-- start --

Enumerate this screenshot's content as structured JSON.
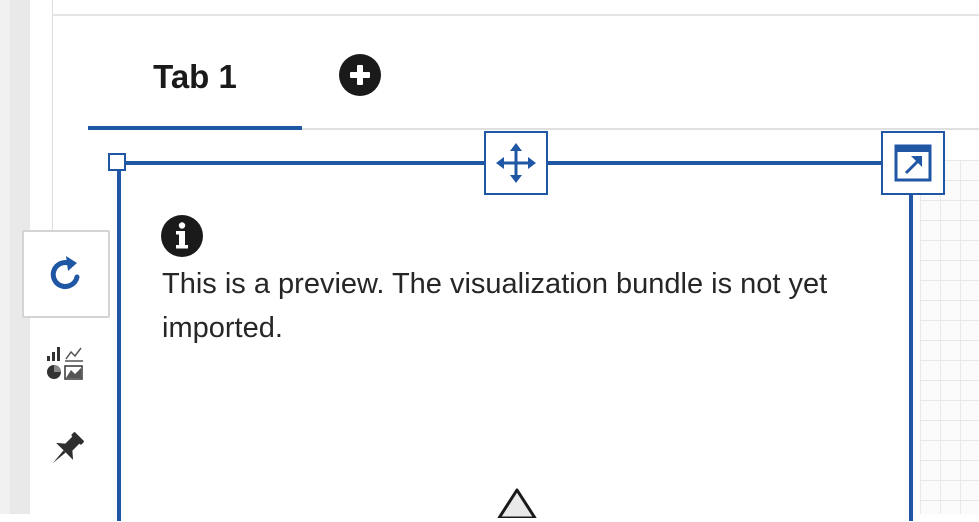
{
  "tabs": [
    {
      "label": "Tab 1",
      "active": true
    }
  ],
  "tab_bar": {
    "add_icon": "plus-circle-icon"
  },
  "side_toolbar": {
    "items": [
      {
        "icon": "refresh-icon",
        "active": true
      },
      {
        "icon": "visualizations-icon",
        "active": false
      },
      {
        "icon": "pin-icon",
        "active": false
      }
    ]
  },
  "widget": {
    "info_icon": "info-icon",
    "message": "This is a preview. The visualization bundle is not yet imported.",
    "move_icon": "move-icon",
    "expand_icon": "expand-icon"
  },
  "colors": {
    "accent": "#1f57a4",
    "text": "#262626",
    "icon_dark": "#1a1a1a"
  }
}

-- end --

* Stated task
Reproduce all of the data exactly, omitting each picture it holds.

* Result below
Enumerate this screenshot's content as structured JSON.
{
  "tabs": [
    {
      "label": "Tab 1",
      "active": true
    }
  ],
  "tab_bar": {
    "add_icon": "plus-circle-icon"
  },
  "side_toolbar": {
    "items": [
      {
        "icon": "refresh-icon",
        "active": true
      },
      {
        "icon": "visualizations-icon",
        "active": false
      },
      {
        "icon": "pin-icon",
        "active": false
      }
    ]
  },
  "widget": {
    "info_icon": "info-icon",
    "message": "This is a preview. The visualization bundle is not yet imported.",
    "move_icon": "move-icon",
    "expand_icon": "expand-icon"
  },
  "colors": {
    "accent": "#1f57a4",
    "text": "#262626",
    "icon_dark": "#1a1a1a"
  }
}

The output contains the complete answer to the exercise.